> _Job_
What is the count of lines that hold the word "обувь"? Give only the number.

(Saved data entries)
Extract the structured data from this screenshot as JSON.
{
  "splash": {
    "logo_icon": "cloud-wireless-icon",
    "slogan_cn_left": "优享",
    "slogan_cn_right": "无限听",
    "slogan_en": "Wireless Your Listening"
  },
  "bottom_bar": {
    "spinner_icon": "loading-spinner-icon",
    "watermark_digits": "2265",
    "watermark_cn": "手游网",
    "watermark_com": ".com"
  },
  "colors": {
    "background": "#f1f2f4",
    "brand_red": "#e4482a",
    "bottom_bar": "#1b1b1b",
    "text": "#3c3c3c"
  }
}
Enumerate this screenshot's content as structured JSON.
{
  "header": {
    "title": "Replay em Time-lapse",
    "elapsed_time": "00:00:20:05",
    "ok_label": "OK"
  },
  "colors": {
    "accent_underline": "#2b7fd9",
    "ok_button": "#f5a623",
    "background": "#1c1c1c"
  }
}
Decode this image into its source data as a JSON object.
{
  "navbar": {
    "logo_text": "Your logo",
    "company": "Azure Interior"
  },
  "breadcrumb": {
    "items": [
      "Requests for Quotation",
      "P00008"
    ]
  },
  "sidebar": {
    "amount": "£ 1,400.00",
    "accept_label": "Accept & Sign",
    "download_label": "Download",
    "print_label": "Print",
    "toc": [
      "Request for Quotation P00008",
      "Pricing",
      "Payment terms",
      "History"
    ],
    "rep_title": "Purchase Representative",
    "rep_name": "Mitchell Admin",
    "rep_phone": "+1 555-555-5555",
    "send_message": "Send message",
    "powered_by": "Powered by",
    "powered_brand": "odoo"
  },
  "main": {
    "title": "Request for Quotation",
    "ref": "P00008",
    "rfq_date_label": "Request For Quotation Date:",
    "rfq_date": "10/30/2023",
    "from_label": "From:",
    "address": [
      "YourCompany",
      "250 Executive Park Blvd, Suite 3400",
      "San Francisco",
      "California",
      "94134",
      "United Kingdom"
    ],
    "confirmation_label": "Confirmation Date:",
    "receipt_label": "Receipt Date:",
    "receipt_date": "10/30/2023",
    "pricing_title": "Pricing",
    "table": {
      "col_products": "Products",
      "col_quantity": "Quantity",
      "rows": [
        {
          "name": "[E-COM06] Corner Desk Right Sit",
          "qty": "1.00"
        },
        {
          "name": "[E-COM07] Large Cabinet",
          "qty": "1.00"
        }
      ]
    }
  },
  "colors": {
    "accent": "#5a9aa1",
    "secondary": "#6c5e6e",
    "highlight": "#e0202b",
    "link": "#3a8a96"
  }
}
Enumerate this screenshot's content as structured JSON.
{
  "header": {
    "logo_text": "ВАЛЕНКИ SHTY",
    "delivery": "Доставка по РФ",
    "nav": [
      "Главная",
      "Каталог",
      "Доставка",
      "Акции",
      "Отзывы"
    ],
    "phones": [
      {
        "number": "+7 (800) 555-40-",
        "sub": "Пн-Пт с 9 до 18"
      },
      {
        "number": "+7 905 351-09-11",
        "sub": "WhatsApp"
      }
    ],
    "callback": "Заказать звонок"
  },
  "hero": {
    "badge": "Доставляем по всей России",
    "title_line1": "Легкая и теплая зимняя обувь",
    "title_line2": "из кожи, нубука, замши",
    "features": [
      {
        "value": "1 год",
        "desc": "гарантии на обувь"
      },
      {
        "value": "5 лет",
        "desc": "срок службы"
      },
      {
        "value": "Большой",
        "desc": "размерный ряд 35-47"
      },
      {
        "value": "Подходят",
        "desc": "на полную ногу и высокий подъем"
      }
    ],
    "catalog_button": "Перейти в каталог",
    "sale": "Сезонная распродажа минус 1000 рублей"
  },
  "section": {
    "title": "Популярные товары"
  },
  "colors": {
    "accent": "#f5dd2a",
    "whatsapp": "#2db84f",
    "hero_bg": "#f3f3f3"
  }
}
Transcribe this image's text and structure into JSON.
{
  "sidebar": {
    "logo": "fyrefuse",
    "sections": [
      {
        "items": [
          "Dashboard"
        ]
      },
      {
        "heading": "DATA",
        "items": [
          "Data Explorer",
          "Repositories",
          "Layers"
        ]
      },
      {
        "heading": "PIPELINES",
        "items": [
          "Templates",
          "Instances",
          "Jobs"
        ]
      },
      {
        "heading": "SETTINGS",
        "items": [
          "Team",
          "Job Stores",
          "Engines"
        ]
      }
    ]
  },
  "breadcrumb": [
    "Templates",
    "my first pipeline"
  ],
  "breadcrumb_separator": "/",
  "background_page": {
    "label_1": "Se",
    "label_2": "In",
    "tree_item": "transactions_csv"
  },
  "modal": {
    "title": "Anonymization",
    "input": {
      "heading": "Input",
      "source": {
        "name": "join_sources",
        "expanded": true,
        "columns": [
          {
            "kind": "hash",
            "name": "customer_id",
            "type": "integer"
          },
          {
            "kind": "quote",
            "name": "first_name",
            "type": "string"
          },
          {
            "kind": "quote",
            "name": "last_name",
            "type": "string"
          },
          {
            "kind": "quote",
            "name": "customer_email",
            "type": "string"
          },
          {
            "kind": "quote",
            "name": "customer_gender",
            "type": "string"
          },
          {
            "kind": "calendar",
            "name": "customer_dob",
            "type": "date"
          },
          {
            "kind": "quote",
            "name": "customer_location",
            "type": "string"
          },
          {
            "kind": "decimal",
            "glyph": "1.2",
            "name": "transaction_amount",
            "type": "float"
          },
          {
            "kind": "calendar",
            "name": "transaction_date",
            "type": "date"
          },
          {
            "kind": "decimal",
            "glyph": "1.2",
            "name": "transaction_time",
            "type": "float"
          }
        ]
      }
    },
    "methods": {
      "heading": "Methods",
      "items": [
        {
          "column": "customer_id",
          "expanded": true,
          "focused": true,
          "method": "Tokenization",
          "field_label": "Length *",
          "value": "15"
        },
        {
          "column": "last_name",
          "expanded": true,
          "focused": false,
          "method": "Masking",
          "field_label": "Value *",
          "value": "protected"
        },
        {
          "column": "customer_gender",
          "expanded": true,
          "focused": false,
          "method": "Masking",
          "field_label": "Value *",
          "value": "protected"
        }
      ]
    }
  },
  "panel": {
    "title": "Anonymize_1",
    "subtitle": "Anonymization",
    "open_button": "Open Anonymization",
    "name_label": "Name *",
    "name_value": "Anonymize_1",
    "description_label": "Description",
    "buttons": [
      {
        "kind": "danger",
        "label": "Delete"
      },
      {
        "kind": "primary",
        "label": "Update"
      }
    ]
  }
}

> _Correct result_
2